■ Supplied information
[Start]

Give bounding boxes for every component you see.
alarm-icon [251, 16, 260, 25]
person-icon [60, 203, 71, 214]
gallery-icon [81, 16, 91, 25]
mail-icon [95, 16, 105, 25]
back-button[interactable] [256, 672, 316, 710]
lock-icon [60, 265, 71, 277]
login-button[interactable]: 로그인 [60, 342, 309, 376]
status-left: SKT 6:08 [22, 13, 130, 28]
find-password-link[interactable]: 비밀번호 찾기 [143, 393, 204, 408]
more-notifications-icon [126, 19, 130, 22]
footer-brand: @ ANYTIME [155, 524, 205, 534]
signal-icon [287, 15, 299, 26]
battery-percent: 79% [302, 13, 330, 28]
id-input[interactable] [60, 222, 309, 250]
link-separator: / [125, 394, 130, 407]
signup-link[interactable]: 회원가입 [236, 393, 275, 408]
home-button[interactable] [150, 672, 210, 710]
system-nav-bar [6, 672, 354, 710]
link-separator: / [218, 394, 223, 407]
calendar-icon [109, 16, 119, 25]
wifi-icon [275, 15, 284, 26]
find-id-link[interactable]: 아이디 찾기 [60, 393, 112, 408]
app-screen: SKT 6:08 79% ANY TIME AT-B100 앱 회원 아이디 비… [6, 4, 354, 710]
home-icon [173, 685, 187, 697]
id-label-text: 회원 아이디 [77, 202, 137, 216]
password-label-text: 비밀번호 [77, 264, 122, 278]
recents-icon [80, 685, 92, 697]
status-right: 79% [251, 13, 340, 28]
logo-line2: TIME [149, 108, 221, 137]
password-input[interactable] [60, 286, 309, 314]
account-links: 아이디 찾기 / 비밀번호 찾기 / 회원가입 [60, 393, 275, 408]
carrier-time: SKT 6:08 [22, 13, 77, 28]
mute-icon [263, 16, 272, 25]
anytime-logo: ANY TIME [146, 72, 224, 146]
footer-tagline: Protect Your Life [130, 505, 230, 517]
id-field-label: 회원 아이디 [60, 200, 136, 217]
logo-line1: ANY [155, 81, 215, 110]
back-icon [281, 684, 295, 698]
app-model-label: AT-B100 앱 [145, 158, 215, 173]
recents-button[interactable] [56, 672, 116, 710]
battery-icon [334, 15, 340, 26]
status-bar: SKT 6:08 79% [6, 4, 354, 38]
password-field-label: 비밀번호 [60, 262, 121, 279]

[End]
[Start]

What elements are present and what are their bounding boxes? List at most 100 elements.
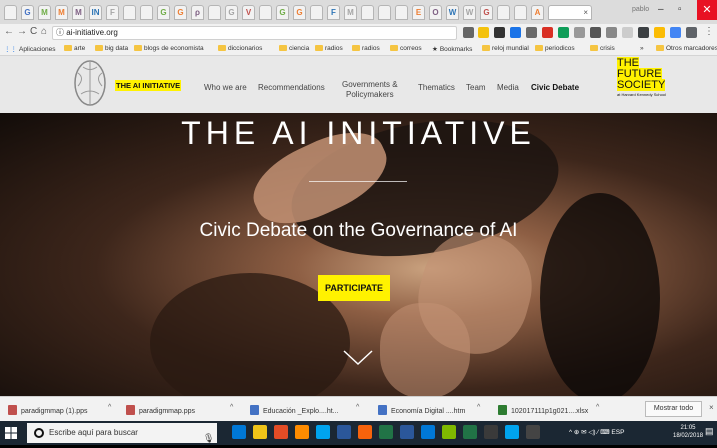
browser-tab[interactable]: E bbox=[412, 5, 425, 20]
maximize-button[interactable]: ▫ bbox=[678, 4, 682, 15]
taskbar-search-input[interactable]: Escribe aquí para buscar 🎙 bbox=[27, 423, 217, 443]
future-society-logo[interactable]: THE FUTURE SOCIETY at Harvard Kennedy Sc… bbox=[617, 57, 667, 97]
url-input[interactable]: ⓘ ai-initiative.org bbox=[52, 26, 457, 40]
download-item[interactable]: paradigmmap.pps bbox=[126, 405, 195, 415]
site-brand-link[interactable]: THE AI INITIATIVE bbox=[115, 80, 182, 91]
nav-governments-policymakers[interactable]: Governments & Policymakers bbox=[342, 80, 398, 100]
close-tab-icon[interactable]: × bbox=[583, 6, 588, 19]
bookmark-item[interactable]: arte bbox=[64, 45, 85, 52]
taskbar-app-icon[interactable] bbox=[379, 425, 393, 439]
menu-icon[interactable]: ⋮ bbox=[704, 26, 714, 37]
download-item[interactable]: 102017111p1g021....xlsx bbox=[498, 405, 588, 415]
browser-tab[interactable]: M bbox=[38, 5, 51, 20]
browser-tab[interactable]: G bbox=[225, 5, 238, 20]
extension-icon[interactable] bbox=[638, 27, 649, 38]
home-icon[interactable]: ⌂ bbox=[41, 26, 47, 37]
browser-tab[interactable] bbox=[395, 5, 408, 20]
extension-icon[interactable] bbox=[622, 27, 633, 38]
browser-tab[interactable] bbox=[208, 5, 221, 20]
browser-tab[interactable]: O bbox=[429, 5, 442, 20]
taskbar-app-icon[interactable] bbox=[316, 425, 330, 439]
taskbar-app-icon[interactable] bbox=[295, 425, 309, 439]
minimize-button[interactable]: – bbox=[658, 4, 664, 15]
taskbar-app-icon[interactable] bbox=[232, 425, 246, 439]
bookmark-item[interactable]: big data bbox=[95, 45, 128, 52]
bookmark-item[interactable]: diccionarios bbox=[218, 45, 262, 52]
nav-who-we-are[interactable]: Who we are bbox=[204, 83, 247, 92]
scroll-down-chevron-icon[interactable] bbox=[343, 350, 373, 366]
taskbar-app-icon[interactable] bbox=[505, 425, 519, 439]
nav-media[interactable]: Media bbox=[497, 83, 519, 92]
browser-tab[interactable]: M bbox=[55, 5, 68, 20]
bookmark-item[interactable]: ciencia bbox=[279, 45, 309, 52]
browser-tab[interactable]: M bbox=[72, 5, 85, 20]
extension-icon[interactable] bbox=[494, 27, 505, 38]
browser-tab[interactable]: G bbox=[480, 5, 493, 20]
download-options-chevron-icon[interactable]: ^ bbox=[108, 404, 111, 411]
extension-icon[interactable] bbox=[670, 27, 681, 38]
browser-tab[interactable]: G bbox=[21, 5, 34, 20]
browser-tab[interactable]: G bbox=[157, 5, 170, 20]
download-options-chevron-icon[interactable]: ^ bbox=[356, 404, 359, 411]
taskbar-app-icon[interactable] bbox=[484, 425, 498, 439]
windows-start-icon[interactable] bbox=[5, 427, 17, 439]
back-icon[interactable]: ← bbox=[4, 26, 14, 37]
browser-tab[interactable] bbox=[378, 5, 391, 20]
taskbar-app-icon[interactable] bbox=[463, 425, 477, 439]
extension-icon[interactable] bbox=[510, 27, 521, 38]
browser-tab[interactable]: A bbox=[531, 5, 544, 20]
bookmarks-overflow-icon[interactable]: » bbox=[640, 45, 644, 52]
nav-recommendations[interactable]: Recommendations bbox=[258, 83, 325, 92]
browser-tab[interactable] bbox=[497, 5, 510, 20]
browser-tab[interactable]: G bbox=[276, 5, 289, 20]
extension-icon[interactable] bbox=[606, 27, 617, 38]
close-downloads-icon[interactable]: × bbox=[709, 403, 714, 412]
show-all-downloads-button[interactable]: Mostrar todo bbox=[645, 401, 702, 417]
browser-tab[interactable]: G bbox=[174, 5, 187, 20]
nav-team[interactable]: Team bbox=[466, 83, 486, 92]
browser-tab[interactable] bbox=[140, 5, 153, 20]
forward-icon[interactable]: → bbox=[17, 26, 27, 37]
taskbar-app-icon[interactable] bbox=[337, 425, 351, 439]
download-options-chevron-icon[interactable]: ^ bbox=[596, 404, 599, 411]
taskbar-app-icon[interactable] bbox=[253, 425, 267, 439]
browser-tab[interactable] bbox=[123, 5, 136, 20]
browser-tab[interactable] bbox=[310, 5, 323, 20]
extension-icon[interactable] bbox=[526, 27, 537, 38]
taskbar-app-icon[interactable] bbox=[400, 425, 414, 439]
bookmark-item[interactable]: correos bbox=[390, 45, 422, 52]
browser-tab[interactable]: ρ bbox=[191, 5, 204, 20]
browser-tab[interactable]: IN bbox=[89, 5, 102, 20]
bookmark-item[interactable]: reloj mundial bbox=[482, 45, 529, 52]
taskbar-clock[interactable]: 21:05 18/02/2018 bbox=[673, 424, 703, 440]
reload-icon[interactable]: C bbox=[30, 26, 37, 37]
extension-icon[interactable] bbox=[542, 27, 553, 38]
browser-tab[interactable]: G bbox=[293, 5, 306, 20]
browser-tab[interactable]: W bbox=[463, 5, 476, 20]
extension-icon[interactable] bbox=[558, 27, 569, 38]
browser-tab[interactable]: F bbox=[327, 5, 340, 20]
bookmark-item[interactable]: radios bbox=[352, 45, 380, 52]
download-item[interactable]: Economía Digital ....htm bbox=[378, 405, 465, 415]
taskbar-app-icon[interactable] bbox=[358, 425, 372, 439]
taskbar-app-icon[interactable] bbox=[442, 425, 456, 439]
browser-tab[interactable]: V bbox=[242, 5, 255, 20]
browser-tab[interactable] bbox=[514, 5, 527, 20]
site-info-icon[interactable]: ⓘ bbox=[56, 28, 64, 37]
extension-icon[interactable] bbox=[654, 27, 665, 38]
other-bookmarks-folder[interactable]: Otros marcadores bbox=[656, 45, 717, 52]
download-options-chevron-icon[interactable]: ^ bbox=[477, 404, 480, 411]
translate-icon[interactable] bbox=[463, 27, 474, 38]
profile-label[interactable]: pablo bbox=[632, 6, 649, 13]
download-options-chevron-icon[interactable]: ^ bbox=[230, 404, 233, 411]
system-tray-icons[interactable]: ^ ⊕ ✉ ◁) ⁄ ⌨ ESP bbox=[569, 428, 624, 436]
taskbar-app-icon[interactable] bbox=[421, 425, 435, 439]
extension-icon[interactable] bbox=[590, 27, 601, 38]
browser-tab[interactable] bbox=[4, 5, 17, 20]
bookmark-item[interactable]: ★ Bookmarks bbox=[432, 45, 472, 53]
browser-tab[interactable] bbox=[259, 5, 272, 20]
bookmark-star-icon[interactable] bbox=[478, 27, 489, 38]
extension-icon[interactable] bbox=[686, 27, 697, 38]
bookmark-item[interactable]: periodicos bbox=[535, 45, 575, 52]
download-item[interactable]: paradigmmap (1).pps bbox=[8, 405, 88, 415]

[End]

■ Problem description
Print the data lines exactly as they appear, starting with the line that contains "browser-tab[interactable]: E bbox=[412, 5, 425, 20]" and ending after the line that contains "browser-tab[interactable]: G bbox=[21, 5, 34, 20]".

■ Task result
browser-tab[interactable]: E bbox=[412, 5, 425, 20]
maximize-button[interactable]: ▫ bbox=[678, 4, 682, 15]
taskbar-search-input[interactable]: Escribe aquí para buscar 🎙 bbox=[27, 423, 217, 443]
future-society-logo[interactable]: THE FUTURE SOCIETY at Harvard Kennedy Sc… bbox=[617, 57, 667, 97]
url-input[interactable]: ⓘ ai-initiative.org bbox=[52, 26, 457, 40]
download-item[interactable]: paradigmmap.pps bbox=[126, 405, 195, 415]
site-brand-link[interactable]: THE AI INITIATIVE bbox=[115, 80, 182, 91]
nav-governments-policymakers[interactable]: Governments & Policymakers bbox=[342, 80, 398, 100]
close-tab-icon[interactable]: × bbox=[583, 6, 588, 19]
bookmark-item[interactable]: arte bbox=[64, 45, 85, 52]
taskbar-app-icon[interactable] bbox=[379, 425, 393, 439]
menu-icon[interactable]: ⋮ bbox=[704, 26, 714, 37]
download-item[interactable]: 102017111p1g021....xlsx bbox=[498, 405, 588, 415]
browser-tab[interactable]: M bbox=[38, 5, 51, 20]
browser-tab[interactable]: G bbox=[225, 5, 238, 20]
extension-icon[interactable] bbox=[638, 27, 649, 38]
home-icon[interactable]: ⌂ bbox=[41, 26, 47, 37]
browser-tab[interactable] bbox=[395, 5, 408, 20]
extension-icon[interactable] bbox=[622, 27, 633, 38]
browser-tab[interactable] bbox=[208, 5, 221, 20]
browser-tab[interactable]: O bbox=[429, 5, 442, 20]
taskbar-app-icon[interactable] bbox=[316, 425, 330, 439]
taskbar-app-icon[interactable] bbox=[295, 425, 309, 439]
minimize-button[interactable]: – bbox=[658, 4, 664, 15]
taskbar-app-icon[interactable] bbox=[232, 425, 246, 439]
bookmark-item[interactable]: big data bbox=[95, 45, 128, 52]
bookmark-item[interactable]: diccionarios bbox=[218, 45, 262, 52]
nav-who-we-are[interactable]: Who we are bbox=[204, 83, 247, 92]
scroll-down-chevron-icon[interactable] bbox=[343, 350, 373, 366]
taskbar-app-icon[interactable] bbox=[505, 425, 519, 439]
nav-media[interactable]: Media bbox=[497, 83, 519, 92]
browser-tab[interactable]: M bbox=[55, 5, 68, 20]
bookmark-item[interactable]: ciencia bbox=[279, 45, 309, 52]
browser-tab[interactable]: M bbox=[72, 5, 85, 20]
extension-icon[interactable] bbox=[494, 27, 505, 38]
browser-tab[interactable]: G bbox=[480, 5, 493, 20]
download-options-chevron-icon[interactable]: ^ bbox=[108, 404, 111, 411]
extension-icon[interactable] bbox=[670, 27, 681, 38]
browser-tab[interactable]: G bbox=[21, 5, 34, 20]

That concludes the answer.